Selected passage
#####
The National League for Democracy led by Nobel laureate Aung San Suu Kyi looks headed for a sweep in the November 8 election, Myanmar’s first full election since 1990. That election too was won by the NLD, but only to be rudely usurped by the military.
Though official results for the 1,171 seats – the upper and lower houses of Parliament and regional assemblies – may yet take days, Suu Kyi told the BBC that her party was set to win 75 per cent of the seats.
Members of the ruling military-linked Union Solidarity and Democratic Party have virtually conceded defeat. “We have a higher percentage of losses than wins,” Htay Oo, acting chairman of the USDP said while confirming he had lost his own seat.
Myanmar’s government is headed by an executive President, and the next step in government formation is the Presidential election. The President is indirectly elected, from three candidates, each put up by three sections of the Htulaw, or Parliament – the directly elected members of the lower house, the directly elected members of the upper house, and the nominees of the military for whom 25 per cent of the seats are reserved in the bicameral legislature.
Under the 2008 Constitution, the first session of the Htulaw has to be convened within 90 days of the official declaration of the results. It is safe to say the Presidential elections will not be held before the end of February or in March.
With the NLD poised for a thumping majority, the President will most likely be from the party. But it cannot be Suu Kyi, disqualified by the military-made Constitution that does not allow those with a foreign spouse or children to run. But she has made clear that she will be the government’s real centre of power, declaring that she will be “above” the President.
As to who she may nominate to the office, speculation has centred on U Tin Oo, the “emeritus chairman” of the NLD, a former general and commander in chief of the Myanmar Army who has been with the party since 1988. He is 88 years old.
Suu Kyi will still have to deal with a powerful military, which controls 25 per cent of the seats in Parliament, has entrenched itself in many ways in the country’s economy, and under the Constitution, can take over governance and administration at any time it chooses, “for participation of the entire people in Union security and defence”. It is named as “mainly responsible for safeguarding the Constitution”.
Among the challenges before her is to amend this Constitution in order to complete the transition to democracy. How supportive the army is of such moves will determine the country’s stability, and the NLD’s plans for its economic development. Suu Kyi has made clear that the Army occupies a central role in Myanmar’s national affairs. On this, she is no Benazir Bhutto, who was determined to take as much of an upper hand in a potential power-sharing deal with General Pervez Musharraf months before her assassination. She may well decide to ruling Myanmar jointly with the Tatmadaw, or the military.
Certainly she will need the military’s help and co-operation to keep the armed ethnic groups in the restive border regions under control. The insurgencies in these areas are another challenge for Suu Kyi and civil-military relations., Her father, General Aung San, is remembered for the February 1947 Panglong Agreement, under which the those leading the struggle for freedom from the British promised the ethnic regions internal administrative autonomy in a federal set up in independent Burma. He was assassinated a few months later. Since then, the military has kept those areas within the union of Myanmar mainly by force.
#####
Data section

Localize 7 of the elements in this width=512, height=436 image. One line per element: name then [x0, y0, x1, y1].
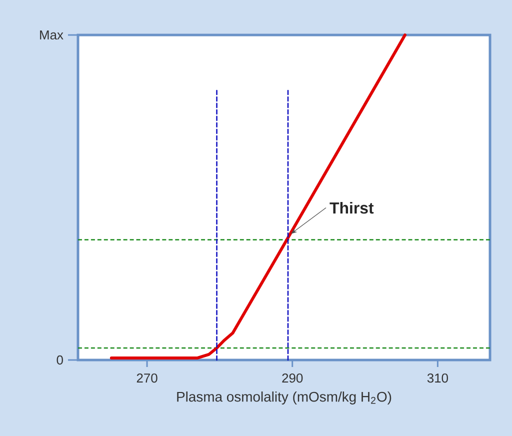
#####
Exercise brief
Can you retype the part of the Myanmar election article that begins at the words "The National League" and stops after "by the military."?

Answer to the problem
The National League for Democracy led by Nobel laureate Aung San Suu Kyi looks headed for a sweep in the November 8 election, Myanmar’s first full election since 1990. That election too was won by the NLD, but only to be rudely usurped by the military.